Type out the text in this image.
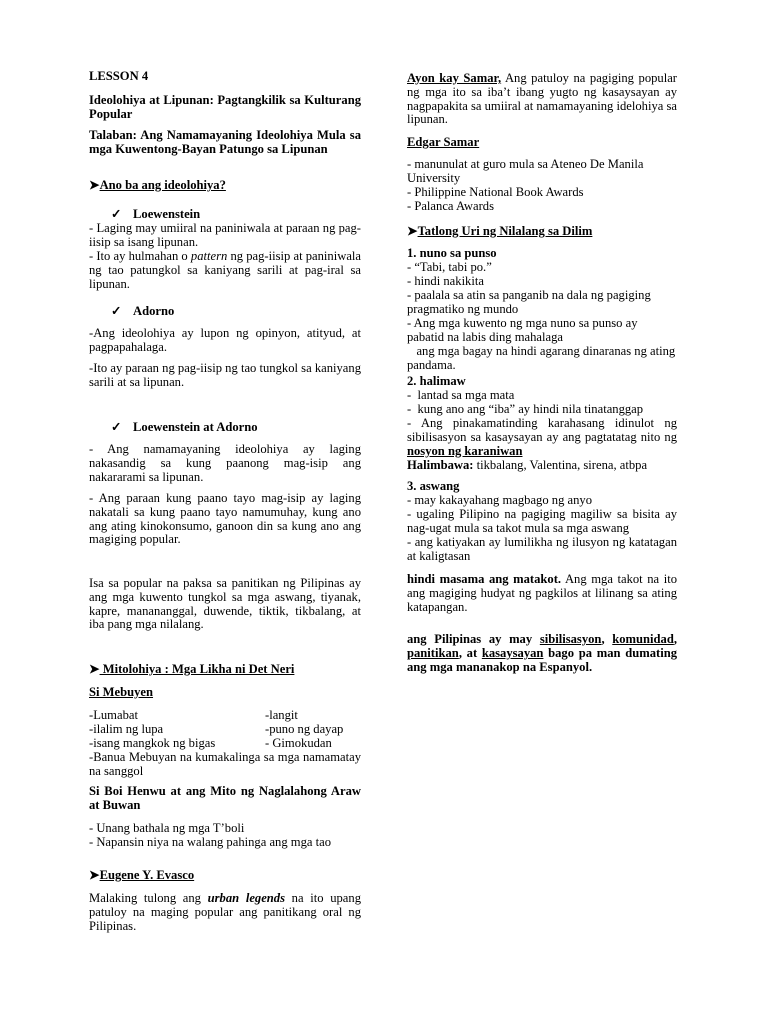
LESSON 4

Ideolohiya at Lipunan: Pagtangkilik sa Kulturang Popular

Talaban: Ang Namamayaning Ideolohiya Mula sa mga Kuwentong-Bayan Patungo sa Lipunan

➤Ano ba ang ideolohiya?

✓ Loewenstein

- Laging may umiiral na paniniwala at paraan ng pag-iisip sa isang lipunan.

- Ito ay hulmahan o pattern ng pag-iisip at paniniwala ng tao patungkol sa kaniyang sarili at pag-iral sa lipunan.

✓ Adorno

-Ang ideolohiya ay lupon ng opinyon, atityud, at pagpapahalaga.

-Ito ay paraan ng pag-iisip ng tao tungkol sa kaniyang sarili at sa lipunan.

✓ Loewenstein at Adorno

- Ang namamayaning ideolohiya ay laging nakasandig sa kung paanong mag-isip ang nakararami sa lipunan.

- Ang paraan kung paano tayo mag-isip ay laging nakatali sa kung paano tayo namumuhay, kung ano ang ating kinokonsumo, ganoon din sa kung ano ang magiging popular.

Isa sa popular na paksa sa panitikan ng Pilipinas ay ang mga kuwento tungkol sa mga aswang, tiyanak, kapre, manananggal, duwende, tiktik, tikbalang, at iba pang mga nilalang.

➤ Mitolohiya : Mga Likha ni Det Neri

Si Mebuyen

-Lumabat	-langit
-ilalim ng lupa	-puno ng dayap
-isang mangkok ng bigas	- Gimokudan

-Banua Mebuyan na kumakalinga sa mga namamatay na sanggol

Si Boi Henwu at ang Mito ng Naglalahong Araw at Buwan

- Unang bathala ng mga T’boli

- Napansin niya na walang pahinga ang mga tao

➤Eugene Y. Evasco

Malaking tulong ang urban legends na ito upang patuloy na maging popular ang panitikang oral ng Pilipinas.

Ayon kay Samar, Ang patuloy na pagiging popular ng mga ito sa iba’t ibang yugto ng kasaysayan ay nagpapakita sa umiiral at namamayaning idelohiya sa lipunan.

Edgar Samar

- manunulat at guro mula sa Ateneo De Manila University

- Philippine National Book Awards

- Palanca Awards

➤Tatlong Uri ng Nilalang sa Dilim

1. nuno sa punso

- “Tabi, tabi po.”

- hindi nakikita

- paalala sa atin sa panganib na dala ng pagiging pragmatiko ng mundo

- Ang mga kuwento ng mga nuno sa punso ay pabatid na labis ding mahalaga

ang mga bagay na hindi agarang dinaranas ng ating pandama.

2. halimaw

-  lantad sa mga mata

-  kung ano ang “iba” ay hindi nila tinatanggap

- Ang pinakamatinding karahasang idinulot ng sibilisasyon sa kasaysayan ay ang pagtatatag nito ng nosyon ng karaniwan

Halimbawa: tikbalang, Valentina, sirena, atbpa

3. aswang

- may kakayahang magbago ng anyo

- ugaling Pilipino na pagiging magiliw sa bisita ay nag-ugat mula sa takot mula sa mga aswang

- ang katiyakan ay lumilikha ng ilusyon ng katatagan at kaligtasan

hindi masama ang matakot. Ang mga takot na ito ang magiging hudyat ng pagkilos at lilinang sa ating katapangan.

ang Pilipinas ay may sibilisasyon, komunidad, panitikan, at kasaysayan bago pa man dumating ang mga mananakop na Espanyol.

==

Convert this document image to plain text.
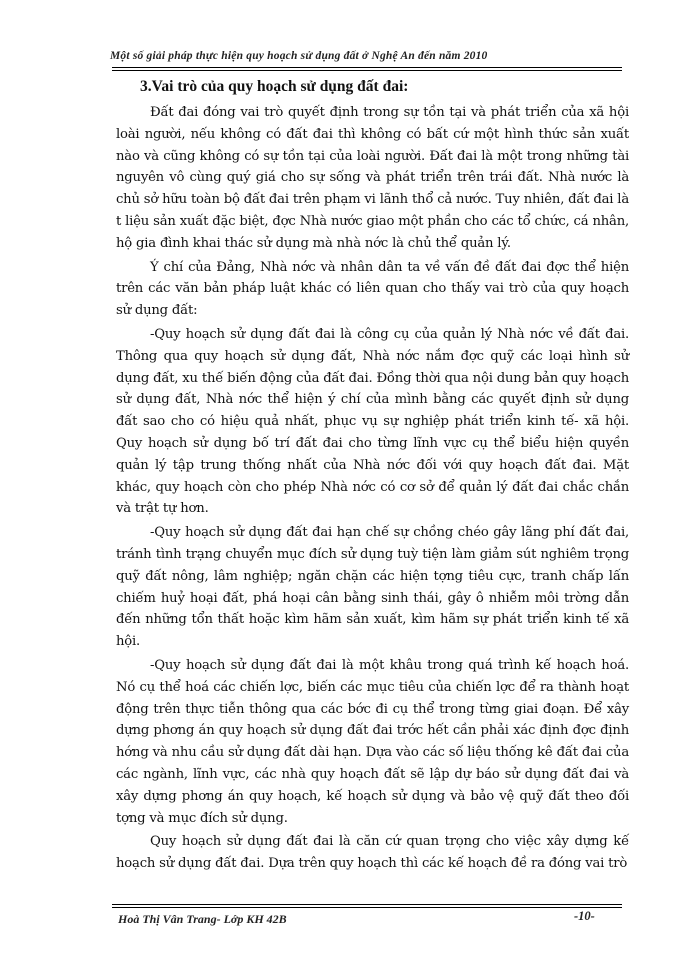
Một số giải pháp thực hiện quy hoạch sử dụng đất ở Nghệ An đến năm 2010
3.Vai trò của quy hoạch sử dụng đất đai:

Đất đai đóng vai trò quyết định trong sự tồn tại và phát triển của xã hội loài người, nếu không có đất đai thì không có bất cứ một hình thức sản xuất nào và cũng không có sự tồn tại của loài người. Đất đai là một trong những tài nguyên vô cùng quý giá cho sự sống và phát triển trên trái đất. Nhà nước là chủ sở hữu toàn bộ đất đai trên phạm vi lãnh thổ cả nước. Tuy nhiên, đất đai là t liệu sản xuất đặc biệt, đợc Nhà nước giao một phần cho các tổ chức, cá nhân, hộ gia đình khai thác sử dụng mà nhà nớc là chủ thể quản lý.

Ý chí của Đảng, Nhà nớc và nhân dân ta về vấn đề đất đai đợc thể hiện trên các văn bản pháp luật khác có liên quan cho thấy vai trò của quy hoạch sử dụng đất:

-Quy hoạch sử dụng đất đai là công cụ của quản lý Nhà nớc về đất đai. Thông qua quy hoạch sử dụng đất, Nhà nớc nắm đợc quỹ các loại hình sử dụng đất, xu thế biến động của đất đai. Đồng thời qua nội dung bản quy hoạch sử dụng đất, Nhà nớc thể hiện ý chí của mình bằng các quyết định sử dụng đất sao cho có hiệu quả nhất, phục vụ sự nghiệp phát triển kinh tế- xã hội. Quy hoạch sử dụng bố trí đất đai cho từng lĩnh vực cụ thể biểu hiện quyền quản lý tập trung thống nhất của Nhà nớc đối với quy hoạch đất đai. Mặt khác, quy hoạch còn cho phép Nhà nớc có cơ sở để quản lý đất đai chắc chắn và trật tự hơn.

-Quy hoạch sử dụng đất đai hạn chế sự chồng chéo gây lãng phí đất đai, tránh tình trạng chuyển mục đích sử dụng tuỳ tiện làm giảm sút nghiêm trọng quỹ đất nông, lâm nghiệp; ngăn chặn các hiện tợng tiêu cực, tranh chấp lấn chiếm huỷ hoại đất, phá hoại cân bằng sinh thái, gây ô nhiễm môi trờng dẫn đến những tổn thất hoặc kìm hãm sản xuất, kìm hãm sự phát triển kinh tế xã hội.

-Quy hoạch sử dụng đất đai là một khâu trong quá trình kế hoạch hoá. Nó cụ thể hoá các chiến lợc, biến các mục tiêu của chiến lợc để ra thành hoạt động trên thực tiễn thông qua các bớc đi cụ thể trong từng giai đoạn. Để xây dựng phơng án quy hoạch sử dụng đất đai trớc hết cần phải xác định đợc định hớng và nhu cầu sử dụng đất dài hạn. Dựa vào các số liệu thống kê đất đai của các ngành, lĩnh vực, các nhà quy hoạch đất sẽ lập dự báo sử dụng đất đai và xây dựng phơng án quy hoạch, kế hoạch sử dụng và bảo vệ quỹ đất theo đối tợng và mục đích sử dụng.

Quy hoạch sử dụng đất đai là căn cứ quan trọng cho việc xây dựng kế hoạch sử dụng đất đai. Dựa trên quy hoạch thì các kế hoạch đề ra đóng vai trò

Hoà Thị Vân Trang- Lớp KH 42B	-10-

→ **What is needed**
What is the number of lines in this listing that contain the word "tikbalang"? Answer with that number and nothing else.

→ **Written reply**
2